▶ PROMPT
Copy each line with the word "your" in it.

──────── RECORDS FOR THIS TASK ────────

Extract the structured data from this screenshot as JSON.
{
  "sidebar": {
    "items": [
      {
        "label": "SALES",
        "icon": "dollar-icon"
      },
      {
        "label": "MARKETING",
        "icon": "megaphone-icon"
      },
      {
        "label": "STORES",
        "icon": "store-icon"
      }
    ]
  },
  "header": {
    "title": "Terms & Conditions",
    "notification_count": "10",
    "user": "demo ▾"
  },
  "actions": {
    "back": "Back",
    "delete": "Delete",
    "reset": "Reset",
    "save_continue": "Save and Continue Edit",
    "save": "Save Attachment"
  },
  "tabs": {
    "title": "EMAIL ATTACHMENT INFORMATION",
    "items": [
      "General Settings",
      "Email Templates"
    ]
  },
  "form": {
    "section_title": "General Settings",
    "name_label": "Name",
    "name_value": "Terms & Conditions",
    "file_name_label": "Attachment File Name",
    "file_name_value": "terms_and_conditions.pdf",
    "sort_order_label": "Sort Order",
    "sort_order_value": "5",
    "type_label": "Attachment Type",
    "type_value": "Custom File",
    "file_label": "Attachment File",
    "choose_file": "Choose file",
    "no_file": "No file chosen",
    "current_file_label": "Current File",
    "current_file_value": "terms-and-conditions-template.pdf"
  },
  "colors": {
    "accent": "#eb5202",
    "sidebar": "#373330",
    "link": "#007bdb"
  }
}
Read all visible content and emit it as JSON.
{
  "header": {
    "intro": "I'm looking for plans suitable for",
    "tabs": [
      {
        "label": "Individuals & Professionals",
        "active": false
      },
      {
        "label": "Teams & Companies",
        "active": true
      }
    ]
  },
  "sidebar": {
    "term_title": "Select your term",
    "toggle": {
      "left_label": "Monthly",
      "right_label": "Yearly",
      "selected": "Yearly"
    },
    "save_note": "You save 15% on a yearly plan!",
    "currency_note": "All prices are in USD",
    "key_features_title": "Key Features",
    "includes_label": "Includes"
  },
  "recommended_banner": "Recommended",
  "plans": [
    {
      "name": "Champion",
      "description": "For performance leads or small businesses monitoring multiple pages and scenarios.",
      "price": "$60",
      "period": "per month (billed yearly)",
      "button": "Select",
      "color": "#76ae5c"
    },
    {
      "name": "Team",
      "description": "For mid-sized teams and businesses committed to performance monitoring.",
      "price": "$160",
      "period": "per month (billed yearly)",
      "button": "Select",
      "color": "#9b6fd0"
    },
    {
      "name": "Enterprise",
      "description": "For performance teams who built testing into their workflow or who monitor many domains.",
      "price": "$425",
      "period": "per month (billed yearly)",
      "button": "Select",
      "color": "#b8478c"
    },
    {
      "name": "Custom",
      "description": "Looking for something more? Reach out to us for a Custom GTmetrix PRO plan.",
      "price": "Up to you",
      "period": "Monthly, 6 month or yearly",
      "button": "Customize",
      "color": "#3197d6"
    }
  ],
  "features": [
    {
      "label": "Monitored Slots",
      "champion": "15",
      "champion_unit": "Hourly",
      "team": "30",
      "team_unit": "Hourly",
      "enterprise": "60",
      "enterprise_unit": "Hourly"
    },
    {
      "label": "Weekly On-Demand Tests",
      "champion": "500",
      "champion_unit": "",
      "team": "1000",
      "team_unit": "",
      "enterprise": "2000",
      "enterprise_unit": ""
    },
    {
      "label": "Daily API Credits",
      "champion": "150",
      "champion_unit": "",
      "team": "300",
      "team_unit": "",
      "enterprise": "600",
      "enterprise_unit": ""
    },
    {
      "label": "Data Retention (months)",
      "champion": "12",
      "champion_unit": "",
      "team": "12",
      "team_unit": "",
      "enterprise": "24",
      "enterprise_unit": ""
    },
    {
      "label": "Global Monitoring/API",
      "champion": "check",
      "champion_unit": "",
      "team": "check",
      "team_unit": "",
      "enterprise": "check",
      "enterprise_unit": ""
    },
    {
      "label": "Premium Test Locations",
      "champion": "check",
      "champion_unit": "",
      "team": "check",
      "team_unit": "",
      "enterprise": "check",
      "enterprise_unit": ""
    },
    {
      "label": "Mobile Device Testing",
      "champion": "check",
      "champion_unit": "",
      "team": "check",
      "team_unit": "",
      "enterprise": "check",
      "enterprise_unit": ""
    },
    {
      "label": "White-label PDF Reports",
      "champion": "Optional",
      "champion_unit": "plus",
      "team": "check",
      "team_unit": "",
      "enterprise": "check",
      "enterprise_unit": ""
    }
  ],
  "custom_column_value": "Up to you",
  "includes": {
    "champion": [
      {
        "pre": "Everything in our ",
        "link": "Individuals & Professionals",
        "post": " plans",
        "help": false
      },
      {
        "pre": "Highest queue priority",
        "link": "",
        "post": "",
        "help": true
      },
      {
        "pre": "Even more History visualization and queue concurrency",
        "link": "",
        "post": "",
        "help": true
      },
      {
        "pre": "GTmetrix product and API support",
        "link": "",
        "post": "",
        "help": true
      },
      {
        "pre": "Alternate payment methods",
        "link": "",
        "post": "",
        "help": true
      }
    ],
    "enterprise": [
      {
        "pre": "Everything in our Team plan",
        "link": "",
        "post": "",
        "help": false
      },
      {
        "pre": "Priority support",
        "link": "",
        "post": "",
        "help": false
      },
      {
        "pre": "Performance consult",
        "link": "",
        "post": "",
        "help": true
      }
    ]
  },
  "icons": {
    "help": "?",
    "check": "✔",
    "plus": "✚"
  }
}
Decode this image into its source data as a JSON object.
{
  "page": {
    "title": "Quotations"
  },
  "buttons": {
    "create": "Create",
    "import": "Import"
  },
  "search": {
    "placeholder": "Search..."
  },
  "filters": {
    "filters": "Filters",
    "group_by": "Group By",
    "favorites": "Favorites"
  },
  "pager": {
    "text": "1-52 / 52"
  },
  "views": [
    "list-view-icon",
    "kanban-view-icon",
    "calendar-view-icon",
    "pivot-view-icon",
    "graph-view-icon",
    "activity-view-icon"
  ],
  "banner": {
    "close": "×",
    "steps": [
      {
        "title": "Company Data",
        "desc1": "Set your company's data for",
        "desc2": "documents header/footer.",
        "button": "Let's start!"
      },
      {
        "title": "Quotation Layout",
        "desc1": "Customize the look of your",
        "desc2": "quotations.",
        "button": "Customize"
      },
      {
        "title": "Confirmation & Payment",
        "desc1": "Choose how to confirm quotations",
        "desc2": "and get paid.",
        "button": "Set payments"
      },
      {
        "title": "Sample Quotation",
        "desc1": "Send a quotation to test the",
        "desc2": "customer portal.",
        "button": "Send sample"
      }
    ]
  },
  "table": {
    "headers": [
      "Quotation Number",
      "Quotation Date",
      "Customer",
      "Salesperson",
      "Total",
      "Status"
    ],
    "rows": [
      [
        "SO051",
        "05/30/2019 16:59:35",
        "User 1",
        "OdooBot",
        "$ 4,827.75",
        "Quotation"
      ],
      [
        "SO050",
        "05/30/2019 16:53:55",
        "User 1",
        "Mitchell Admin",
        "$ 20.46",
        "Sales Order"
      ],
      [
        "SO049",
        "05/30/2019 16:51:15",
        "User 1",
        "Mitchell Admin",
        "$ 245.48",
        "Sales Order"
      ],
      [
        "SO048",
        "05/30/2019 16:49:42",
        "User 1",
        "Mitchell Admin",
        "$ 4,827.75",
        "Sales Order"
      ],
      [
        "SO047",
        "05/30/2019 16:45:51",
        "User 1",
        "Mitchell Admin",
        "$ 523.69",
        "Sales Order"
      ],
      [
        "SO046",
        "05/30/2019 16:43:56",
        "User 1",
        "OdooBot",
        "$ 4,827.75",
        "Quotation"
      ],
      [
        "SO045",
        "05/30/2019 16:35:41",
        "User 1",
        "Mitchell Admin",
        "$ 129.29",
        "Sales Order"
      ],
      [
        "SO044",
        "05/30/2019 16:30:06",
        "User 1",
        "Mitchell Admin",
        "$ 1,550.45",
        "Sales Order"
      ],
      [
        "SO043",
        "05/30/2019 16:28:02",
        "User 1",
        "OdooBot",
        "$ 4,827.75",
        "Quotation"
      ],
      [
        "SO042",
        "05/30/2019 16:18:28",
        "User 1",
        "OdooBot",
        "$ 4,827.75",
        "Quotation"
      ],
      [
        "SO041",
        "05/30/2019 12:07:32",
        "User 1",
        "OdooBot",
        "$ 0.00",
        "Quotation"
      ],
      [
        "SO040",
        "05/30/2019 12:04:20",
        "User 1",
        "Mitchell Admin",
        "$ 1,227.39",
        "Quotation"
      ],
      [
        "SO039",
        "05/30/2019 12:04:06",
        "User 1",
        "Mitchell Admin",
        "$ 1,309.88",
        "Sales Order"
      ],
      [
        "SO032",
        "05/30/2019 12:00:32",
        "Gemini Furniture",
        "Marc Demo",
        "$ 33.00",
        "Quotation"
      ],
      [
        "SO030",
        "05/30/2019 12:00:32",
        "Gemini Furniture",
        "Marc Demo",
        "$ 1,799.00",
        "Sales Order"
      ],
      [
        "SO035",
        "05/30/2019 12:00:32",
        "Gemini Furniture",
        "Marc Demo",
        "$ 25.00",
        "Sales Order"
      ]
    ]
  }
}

────────

▶ WRITTEN SOLUTION
    "term_title": "Select your term",
        "desc1": "Set your company's data for",
        "desc1": "Customize the look of your",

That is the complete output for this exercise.